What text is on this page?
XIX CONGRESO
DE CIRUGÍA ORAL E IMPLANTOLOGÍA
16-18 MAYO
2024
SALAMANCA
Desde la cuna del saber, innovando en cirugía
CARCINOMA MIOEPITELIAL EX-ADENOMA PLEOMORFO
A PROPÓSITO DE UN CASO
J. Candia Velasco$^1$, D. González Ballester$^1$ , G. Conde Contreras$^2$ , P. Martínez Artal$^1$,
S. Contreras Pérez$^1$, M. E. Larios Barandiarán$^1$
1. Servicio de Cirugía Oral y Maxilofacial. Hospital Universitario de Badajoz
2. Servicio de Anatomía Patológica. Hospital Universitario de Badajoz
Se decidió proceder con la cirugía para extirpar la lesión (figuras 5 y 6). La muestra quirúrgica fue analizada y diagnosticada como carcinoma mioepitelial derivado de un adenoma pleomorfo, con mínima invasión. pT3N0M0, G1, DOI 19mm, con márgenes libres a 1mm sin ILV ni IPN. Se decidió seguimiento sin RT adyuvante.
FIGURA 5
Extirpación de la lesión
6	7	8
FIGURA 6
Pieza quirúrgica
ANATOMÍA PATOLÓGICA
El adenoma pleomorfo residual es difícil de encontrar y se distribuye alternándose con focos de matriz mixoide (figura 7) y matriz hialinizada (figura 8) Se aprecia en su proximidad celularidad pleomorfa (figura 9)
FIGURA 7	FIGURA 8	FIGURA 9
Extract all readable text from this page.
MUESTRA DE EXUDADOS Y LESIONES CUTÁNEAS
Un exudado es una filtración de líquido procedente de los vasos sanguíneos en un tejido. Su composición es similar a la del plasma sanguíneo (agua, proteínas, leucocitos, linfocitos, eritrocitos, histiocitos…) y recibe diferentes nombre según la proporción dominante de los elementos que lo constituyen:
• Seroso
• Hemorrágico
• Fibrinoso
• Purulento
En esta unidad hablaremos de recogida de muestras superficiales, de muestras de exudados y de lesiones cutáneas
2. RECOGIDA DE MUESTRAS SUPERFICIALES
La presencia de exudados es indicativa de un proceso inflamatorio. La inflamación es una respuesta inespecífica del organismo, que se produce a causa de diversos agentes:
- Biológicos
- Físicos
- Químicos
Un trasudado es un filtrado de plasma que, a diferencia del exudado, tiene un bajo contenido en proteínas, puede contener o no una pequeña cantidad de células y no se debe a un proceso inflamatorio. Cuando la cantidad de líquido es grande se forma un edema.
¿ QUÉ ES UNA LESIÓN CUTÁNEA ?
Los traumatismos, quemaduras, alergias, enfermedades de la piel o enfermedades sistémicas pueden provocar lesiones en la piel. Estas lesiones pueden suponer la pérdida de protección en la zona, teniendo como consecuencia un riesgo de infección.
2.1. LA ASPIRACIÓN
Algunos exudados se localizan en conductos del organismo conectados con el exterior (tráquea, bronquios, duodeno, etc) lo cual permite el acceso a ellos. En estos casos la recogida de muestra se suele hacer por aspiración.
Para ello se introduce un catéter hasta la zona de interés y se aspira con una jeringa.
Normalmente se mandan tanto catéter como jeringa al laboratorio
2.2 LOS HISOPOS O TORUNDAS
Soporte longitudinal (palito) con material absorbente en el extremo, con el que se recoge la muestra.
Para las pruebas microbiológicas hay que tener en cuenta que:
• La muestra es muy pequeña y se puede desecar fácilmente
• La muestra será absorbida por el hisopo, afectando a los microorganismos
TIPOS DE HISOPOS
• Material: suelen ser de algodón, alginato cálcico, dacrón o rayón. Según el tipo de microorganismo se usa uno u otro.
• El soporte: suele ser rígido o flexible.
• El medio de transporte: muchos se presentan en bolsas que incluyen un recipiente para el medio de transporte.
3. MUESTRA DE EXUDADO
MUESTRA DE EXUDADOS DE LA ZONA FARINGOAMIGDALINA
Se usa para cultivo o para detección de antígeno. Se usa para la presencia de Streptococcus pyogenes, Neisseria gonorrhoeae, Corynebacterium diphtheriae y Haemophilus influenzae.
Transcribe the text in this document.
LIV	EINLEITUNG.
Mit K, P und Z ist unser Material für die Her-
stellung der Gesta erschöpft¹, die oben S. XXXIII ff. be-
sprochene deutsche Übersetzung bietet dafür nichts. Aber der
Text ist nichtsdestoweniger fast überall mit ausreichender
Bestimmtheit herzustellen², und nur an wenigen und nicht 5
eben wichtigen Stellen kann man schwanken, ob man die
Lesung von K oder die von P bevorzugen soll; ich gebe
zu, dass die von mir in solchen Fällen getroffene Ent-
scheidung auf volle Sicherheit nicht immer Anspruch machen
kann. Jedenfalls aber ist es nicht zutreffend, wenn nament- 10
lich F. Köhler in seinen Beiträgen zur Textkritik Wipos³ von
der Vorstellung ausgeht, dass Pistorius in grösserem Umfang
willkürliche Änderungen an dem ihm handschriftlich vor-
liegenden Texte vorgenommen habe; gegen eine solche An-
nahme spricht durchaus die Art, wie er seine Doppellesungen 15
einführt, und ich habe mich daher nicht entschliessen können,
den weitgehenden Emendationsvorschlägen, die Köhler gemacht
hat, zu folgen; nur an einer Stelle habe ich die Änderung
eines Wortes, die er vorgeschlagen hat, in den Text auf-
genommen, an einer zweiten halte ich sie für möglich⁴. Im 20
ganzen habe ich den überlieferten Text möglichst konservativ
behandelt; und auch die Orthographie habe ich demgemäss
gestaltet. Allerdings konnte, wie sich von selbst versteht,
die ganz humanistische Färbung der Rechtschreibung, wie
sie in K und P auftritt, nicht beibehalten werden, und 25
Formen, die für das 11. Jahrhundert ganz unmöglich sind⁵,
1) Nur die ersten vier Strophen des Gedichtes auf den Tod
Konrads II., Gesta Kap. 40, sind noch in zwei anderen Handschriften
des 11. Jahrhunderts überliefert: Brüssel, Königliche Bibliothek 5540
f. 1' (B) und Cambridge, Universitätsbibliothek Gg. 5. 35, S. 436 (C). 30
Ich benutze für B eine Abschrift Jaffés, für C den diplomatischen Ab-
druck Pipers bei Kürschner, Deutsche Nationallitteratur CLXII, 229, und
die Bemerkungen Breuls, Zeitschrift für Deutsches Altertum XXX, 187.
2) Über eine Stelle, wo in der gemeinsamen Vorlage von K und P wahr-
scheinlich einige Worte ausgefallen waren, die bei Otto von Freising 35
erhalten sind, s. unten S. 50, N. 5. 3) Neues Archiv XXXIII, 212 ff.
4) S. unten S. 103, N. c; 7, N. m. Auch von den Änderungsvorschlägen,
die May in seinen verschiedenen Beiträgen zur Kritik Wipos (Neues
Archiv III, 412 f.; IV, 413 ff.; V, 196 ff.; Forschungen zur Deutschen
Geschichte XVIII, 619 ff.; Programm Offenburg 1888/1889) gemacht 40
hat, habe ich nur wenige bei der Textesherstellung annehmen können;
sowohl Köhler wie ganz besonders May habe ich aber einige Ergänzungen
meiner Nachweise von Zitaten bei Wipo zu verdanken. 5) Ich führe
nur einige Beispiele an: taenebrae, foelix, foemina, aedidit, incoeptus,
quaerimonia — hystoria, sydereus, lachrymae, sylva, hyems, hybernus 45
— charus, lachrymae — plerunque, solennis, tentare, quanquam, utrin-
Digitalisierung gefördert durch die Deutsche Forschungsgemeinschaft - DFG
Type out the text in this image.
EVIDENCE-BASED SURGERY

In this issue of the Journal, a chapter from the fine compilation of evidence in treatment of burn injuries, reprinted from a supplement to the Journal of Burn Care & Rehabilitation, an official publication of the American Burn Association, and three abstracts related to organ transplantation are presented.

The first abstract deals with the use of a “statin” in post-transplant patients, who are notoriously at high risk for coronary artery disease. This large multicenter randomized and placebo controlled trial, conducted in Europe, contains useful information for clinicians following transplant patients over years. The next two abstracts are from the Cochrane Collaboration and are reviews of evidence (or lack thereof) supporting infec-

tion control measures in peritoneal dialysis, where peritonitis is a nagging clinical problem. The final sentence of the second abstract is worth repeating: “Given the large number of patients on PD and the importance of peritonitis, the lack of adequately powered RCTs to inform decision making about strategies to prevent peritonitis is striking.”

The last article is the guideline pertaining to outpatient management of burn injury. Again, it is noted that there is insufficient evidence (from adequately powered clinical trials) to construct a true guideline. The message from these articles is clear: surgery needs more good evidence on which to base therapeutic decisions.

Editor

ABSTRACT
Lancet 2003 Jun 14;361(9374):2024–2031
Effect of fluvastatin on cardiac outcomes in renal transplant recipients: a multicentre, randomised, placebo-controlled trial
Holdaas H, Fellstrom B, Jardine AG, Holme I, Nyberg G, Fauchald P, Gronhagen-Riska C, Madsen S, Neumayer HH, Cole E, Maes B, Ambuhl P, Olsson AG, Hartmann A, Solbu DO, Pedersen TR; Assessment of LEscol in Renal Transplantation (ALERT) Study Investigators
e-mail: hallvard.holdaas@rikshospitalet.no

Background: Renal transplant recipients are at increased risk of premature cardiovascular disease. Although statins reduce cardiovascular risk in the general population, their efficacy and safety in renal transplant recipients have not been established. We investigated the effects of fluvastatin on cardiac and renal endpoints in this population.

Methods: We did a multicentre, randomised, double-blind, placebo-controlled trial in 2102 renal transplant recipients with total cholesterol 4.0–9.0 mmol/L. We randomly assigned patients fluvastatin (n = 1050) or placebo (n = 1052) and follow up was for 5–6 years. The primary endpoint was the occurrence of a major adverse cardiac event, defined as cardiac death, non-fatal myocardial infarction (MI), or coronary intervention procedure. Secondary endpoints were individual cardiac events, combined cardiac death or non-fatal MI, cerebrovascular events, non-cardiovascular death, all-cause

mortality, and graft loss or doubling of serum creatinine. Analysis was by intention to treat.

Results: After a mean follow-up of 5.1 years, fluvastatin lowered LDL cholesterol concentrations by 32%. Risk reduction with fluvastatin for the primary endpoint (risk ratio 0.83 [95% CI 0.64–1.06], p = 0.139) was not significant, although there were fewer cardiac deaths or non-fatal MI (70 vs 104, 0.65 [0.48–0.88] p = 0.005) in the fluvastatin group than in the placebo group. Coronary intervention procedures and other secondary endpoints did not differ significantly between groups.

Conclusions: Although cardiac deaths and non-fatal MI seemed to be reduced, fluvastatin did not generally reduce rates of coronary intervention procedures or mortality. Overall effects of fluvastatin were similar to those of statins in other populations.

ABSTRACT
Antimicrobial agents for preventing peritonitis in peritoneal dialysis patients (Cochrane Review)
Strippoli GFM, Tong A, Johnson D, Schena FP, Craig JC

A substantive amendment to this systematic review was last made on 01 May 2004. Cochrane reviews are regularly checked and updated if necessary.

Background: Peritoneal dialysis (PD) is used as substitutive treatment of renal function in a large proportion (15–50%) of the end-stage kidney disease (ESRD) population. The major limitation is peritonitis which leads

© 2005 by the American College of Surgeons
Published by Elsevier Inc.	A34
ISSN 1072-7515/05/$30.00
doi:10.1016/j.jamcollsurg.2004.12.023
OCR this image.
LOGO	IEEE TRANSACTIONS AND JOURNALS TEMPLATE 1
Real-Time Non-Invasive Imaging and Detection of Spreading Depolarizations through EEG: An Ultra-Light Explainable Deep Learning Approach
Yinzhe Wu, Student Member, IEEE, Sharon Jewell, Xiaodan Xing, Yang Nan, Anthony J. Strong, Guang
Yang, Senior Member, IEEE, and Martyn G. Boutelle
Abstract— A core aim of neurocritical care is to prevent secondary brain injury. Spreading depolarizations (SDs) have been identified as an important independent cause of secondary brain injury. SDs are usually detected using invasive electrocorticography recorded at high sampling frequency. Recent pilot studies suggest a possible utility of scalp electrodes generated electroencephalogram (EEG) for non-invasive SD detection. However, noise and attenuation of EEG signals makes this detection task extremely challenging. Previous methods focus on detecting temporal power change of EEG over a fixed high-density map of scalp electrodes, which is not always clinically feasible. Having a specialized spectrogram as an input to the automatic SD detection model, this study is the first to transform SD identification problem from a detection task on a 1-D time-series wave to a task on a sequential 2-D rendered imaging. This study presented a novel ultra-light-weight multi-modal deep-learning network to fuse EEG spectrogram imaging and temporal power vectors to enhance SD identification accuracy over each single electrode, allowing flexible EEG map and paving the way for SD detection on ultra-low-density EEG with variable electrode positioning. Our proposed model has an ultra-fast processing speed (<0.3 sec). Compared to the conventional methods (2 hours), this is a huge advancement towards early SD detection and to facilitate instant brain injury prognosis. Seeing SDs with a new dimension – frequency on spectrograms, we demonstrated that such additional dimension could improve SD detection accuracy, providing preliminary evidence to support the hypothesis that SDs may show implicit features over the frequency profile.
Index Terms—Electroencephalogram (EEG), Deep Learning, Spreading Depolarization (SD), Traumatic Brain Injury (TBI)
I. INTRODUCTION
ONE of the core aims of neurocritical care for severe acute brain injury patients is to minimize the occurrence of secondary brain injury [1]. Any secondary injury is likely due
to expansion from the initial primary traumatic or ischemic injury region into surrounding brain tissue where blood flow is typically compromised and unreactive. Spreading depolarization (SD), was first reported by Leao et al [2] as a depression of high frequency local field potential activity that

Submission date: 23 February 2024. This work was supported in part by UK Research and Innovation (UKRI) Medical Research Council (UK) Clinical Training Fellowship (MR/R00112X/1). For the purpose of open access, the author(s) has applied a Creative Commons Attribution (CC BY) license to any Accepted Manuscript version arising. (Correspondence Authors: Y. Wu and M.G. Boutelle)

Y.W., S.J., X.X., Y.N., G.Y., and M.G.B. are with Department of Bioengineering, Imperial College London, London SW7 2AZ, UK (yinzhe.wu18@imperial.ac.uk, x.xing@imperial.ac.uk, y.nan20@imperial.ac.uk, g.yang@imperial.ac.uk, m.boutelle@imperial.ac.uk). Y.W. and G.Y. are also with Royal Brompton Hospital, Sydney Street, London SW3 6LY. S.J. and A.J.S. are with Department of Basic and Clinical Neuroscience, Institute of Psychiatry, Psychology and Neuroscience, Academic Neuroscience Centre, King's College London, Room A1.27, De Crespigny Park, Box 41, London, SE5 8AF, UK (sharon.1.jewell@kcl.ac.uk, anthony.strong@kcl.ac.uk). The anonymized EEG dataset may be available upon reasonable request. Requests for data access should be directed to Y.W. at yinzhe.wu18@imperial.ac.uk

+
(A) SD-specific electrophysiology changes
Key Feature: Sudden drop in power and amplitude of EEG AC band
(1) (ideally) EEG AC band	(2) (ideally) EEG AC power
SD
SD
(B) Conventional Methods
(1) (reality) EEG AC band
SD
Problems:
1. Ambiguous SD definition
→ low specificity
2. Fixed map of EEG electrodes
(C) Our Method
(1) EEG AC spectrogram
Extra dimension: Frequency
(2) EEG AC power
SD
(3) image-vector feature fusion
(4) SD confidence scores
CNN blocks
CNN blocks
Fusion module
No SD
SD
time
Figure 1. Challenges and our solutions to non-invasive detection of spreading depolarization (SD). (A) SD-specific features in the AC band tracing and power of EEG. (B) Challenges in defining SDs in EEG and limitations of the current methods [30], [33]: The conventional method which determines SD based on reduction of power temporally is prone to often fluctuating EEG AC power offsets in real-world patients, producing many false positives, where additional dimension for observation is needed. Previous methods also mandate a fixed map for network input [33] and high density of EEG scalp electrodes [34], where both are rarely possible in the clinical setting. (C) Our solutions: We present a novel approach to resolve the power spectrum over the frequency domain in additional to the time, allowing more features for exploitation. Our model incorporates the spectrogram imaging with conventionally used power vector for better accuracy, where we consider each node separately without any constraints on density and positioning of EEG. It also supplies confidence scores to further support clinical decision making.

= = = = =

The word "powered" appears in some lines of the records. Please work out how many and reply with that number only.

2